WORK TO BE COMPLETED
Transcribe every line of the records verbatim.

Items from a figure collection:
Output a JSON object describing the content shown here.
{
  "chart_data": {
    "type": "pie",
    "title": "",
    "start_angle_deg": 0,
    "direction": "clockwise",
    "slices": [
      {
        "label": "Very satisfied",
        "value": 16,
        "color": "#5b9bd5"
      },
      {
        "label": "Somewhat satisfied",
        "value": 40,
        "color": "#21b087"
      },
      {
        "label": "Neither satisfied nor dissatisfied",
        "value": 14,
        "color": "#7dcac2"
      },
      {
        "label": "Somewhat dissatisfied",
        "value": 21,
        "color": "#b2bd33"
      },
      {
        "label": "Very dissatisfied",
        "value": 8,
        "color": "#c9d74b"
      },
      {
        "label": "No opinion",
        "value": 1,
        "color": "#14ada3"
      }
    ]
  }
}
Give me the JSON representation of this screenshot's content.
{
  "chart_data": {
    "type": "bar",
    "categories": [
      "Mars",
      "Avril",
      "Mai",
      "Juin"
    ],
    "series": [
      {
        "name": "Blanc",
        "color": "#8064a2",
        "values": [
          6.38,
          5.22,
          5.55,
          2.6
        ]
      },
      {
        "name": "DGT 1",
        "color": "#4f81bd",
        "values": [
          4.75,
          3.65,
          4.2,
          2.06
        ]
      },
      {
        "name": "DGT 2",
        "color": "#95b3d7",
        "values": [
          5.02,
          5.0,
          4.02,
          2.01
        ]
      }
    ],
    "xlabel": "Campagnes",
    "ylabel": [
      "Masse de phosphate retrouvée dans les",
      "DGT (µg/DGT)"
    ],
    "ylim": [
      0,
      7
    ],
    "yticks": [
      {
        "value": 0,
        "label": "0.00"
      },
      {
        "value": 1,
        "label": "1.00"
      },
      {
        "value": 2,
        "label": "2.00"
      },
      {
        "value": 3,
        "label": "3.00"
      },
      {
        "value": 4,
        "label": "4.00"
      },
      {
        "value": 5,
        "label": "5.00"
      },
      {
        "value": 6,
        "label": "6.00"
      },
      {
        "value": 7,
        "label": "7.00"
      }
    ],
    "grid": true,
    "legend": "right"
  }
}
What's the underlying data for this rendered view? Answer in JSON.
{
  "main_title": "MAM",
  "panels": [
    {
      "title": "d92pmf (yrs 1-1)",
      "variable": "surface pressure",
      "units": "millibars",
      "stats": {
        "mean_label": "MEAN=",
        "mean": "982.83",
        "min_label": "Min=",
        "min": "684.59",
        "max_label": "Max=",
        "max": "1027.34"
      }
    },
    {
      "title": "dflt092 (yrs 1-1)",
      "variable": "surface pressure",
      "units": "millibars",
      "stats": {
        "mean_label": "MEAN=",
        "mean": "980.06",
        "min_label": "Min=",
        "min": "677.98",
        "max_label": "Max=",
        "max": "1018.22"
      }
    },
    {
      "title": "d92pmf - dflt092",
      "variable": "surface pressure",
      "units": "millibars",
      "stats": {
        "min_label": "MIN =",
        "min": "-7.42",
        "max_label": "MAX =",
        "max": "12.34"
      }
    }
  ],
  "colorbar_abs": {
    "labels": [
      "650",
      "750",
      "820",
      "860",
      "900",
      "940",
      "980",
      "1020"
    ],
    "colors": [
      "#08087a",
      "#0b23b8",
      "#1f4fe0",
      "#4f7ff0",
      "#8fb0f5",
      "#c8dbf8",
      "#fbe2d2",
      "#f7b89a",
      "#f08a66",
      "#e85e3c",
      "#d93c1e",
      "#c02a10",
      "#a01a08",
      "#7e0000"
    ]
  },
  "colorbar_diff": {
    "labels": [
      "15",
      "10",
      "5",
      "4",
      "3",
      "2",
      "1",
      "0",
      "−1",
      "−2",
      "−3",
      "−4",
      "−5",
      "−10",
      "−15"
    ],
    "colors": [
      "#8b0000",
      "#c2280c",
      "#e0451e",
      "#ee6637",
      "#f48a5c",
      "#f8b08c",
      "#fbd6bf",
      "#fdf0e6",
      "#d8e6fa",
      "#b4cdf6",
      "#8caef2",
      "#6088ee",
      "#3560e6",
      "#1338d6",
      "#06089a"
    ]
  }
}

RESPONSE TO THE TASK
Output a JSON object describing the content shown here.
{
  "chart_data": {
    "type": "pie",
    "title": "",
    "start_angle_deg": 0,
    "direction": "clockwise",
    "slices": [
      {
        "label": "Very satisfied",
        "value": 16,
        "color": "#5b9bd5"
      },
      {
        "label": "Somewhat satisfied",
        "value": 40,
        "color": "#21b087"
      },
      {
        "label": "Neither satisfied nor dissatisfied",
        "value": 14,
        "color": "#7dcac2"
      },
      {
        "label": "Somewhat dissatisfied",
        "value": 21,
        "color": "#b2bd33"
      },
      {
        "label": "Very dissatisfied",
        "value": 8,
        "color": "#c9d74b"
      },
      {
        "label": "No opinion",
        "value": 1,
        "color": "#14ada3"
      }
    ]
  }
}
Give me the JSON representation of this screenshot's content.
{
  "chart_data": {
    "type": "bar",
    "categories": [
      "Mars",
      "Avril",
      "Mai",
      "Juin"
    ],
    "series": [
      {
        "name": "Blanc",
        "color": "#8064a2",
        "values": [
          6.38,
          5.22,
          5.55,
          2.6
        ]
      },
      {
        "name": "DGT 1",
        "color": "#4f81bd",
        "values": [
          4.75,
          3.65,
          4.2,
          2.06
        ]
      },
      {
        "name": "DGT 2",
        "color": "#95b3d7",
        "values": [
          5.02,
          5.0,
          4.02,
          2.01
        ]
      }
    ],
    "xlabel": "Campagnes",
    "ylabel": [
      "Masse de phosphate retrouvée dans les",
      "DGT (µg/DGT)"
    ],
    "ylim": [
      0,
      7
    ],
    "yticks": [
      {
        "value": 0,
        "label": "0.00"
      },
      {
        "value": 1,
        "label": "1.00"
      },
      {
        "value": 2,
        "label": "2.00"
      },
      {
        "value": 3,
        "label": "3.00"
      },
      {
        "value": 4,
        "label": "4.00"
      },
      {
        "value": 5,
        "label": "5.00"
      },
      {
        "value": 6,
        "label": "6.00"
      },
      {
        "value": 7,
        "label": "7.00"
      }
    ],
    "grid": true,
    "legend": "right"
  }
}
What's the underlying data for this rendered view? Answer in JSON.
{
  "main_title": "MAM",
  "panels": [
    {
      "title": "d92pmf (yrs 1-1)",
      "variable": "surface pressure",
      "units": "millibars",
      "stats": {
        "mean_label": "MEAN=",
        "mean": "982.83",
        "min_label": "Min=",
        "min": "684.59",
        "max_label": "Max=",
        "max": "1027.34"
      }
    },
    {
      "title": "dflt092 (yrs 1-1)",
      "variable": "surface pressure",
      "units": "millibars",
      "stats": {
        "mean_label": "MEAN=",
        "mean": "980.06",
        "min_label": "Min=",
        "min": "677.98",
        "max_label": "Max=",
        "max": "1018.22"
      }
    },
    {
      "title": "d92pmf - dflt092",
      "variable": "surface pressure",
      "units": "millibars",
      "stats": {
        "min_label": "MIN =",
        "min": "-7.42",
        "max_label": "MAX =",
        "max": "12.34"
      }
    }
  ],
  "colorbar_abs": {
    "labels": [
      "650",
      "750",
      "820",
      "860",
      "900",
      "940",
      "980",
      "1020"
    ],
    "colors": [
      "#08087a",
      "#0b23b8",
      "#1f4fe0",
      "#4f7ff0",
      "#8fb0f5",
      "#c8dbf8",
      "#fbe2d2",
      "#f7b89a",
      "#f08a66",
      "#e85e3c",
      "#d93c1e",
      "#c02a10",
      "#a01a08",
      "#7e0000"
    ]
  },
  "colorbar_diff": {
    "labels": [
      "15",
      "10",
      "5",
      "4",
      "3",
      "2",
      "1",
      "0",
      "−1",
      "−2",
      "−3",
      "−4",
      "−5",
      "−10",
      "−15"
    ],
    "colors": [
      "#8b0000",
      "#c2280c",
      "#e0451e",
      "#ee6637",
      "#f48a5c",
      "#f8b08c",
      "#fbd6bf",
      "#fdf0e6",
      "#d8e6fa",
      "#b4cdf6",
      "#8caef2",
      "#6088ee",
      "#3560e6",
      "#1338d6",
      "#06089a"
    ]
  }
}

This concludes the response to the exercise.